• **WORK TO BE COMPLETED**
Every line in the listing is to be echoed verbatim.

• **THE DATA**
+---+

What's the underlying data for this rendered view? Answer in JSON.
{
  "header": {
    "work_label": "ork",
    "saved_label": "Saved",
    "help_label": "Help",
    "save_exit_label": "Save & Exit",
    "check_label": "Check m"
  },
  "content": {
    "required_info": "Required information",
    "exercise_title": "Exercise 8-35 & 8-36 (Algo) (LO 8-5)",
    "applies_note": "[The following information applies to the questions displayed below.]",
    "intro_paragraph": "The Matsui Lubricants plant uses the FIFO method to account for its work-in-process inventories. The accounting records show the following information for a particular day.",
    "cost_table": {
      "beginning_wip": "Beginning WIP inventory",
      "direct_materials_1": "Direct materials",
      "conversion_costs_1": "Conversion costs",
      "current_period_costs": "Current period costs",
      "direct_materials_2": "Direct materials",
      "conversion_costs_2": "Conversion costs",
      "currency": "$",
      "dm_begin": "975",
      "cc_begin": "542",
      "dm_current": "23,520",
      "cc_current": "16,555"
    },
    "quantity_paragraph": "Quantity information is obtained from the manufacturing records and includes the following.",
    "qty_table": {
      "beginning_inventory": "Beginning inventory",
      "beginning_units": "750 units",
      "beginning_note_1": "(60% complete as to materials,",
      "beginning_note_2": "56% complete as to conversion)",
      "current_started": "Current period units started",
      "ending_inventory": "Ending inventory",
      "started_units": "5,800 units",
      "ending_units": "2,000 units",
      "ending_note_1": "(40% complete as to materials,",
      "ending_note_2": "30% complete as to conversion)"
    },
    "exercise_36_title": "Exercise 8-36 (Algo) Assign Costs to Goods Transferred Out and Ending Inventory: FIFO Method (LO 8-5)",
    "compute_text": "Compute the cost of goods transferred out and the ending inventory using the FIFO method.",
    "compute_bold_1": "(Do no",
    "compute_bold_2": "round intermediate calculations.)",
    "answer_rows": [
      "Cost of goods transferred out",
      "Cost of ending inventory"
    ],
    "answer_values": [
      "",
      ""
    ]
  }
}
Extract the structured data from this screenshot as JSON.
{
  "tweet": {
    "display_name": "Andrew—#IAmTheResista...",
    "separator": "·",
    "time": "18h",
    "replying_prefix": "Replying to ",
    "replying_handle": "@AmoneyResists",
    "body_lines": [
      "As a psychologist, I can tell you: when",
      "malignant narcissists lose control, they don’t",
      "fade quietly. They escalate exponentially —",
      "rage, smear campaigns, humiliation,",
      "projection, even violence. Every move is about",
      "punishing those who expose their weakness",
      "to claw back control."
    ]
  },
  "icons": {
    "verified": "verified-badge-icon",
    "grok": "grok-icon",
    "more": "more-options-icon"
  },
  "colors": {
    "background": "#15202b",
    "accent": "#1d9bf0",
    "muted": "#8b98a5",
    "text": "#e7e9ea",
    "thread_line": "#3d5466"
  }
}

+---+

• **WRITTEN SOLUTION**
What's the underlying data for this rendered view? Answer in JSON.
{
  "header": {
    "work_label": "ork",
    "saved_label": "Saved",
    "help_label": "Help",
    "save_exit_label": "Save & Exit",
    "check_label": "Check m"
  },
  "content": {
    "required_info": "Required information",
    "exercise_title": "Exercise 8-35 & 8-36 (Algo) (LO 8-5)",
    "applies_note": "[The following information applies to the questions displayed below.]",
    "intro_paragraph": "The Matsui Lubricants plant uses the FIFO method to account for its work-in-process inventories. The accounting records show the following information for a particular day.",
    "cost_table": {
      "beginning_wip": "Beginning WIP inventory",
      "direct_materials_1": "Direct materials",
      "conversion_costs_1": "Conversion costs",
      "current_period_costs": "Current period costs",
      "direct_materials_2": "Direct materials",
      "conversion_costs_2": "Conversion costs",
      "currency": "$",
      "dm_begin": "975",
      "cc_begin": "542",
      "dm_current": "23,520",
      "cc_current": "16,555"
    },
    "quantity_paragraph": "Quantity information is obtained from the manufacturing records and includes the following.",
    "qty_table": {
      "beginning_inventory": "Beginning inventory",
      "beginning_units": "750 units",
      "beginning_note_1": "(60% complete as to materials,",
      "beginning_note_2": "56% complete as to conversion)",
      "current_started": "Current period units started",
      "ending_inventory": "Ending inventory",
      "started_units": "5,800 units",
      "ending_units": "2,000 units",
      "ending_note_1": "(40% complete as to materials,",
      "ending_note_2": "30% complete as to conversion)"
    },
    "exercise_36_title": "Exercise 8-36 (Algo) Assign Costs to Goods Transferred Out and Ending Inventory: FIFO Method (LO 8-5)",
    "compute_text": "Compute the cost of goods transferred out and the ending inventory using the FIFO method.",
    "compute_bold_1": "(Do no",
    "compute_bold_2": "round intermediate calculations.)",
    "answer_rows": [
      "Cost of goods transferred out",
      "Cost of ending inventory"
    ],
    "answer_values": [
      "",
      ""
    ]
  }
}
Extract the structured data from this screenshot as JSON.
{
  "tweet": {
    "display_name": "Andrew—#IAmTheResista...",
    "separator": "·",
    "time": "18h",
    "replying_prefix": "Replying to ",
    "replying_handle": "@AmoneyResists",
    "body_lines": [
      "As a psychologist, I can tell you: when",
      "malignant narcissists lose control, they don’t",
      "fade quietly. They escalate exponentially —",
      "rage, smear campaigns, humiliation,",
      "projection, even violence. Every move is about",
      "punishing those who expose their weakness",
      "to claw back control."
    ]
  },
  "icons": {
    "verified": "verified-badge-icon",
    "grok": "grok-icon",
    "more": "more-options-icon"
  },
  "colors": {
    "background": "#15202b",
    "accent": "#1d9bf0",
    "muted": "#8b98a5",
    "text": "#e7e9ea",
    "thread_line": "#3d5466"
  }
}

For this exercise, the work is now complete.